Can you retype every record below exactly as written?

● ● ● ●

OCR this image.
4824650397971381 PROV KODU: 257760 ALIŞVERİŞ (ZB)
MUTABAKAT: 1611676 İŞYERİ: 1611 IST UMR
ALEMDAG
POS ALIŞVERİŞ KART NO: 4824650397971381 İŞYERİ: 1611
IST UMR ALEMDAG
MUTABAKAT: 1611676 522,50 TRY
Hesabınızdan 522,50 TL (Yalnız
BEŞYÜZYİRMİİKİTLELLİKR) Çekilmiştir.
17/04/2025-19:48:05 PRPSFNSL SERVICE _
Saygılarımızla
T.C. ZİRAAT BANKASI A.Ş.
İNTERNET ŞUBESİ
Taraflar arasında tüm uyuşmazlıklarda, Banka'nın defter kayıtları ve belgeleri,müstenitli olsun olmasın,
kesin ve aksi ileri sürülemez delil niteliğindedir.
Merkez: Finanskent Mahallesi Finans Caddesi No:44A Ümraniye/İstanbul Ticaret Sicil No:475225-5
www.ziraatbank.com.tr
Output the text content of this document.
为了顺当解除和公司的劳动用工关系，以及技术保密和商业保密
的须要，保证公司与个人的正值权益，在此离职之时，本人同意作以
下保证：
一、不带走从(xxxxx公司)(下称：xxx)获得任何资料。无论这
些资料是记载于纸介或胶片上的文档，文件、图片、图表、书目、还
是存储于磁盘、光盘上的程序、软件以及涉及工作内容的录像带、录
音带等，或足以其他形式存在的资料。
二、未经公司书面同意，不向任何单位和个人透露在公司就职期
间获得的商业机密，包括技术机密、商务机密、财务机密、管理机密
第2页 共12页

● ● ● ●

■ RESULT OF THIS TASK ■
OCR this image.
4824650397971381 PROV KODU: 257760 ALIŞVERİŞ (ZB)
MUTABAKAT: 1611676 İŞYERİ: 1611 IST UMR
ALEMDAG
POS ALIŞVERİŞ KART NO: 4824650397971381 İŞYERİ: 1611
IST UMR ALEMDAG
MUTABAKAT: 1611676 522,50 TRY
Hesabınızdan 522,50 TL (Yalnız
BEŞYÜZYİRMİİKİTLELLİKR) Çekilmiştir.
17/04/2025-19:48:05 PRPSFNSL SERVICE _
Saygılarımızla
T.C. ZİRAAT BANKASI A.Ş.
İNTERNET ŞUBESİ
Taraflar arasında tüm uyuşmazlıklarda, Banka'nın defter kayıtları ve belgeleri,müstenitli olsun olmasın,
kesin ve aksi ileri sürülemez delil niteliğindedir.
Merkez: Finanskent Mahallesi Finans Caddesi No:44A Ümraniye/İstanbul Ticaret Sicil No:475225-5
www.ziraatbank.com.tr
Output the text content of this document.
为了顺当解除和公司的劳动用工关系，以及技术保密和商业保密
的须要，保证公司与个人的正值权益，在此离职之时，本人同意作以
下保证：
一、不带走从(xxxxx公司)(下称：xxx)获得任何资料。无论这
些资料是记载于纸介或胶片上的文档，文件、图片、图表、书目、还
是存储于磁盘、光盘上的程序、软件以及涉及工作内容的录像带、录
音带等，或足以其他形式存在的资料。
二、未经公司书面同意，不向任何单位和个人透露在公司就职期
间获得的商业机密，包括技术机密、商务机密、财务机密、管理机密
第2页 共12页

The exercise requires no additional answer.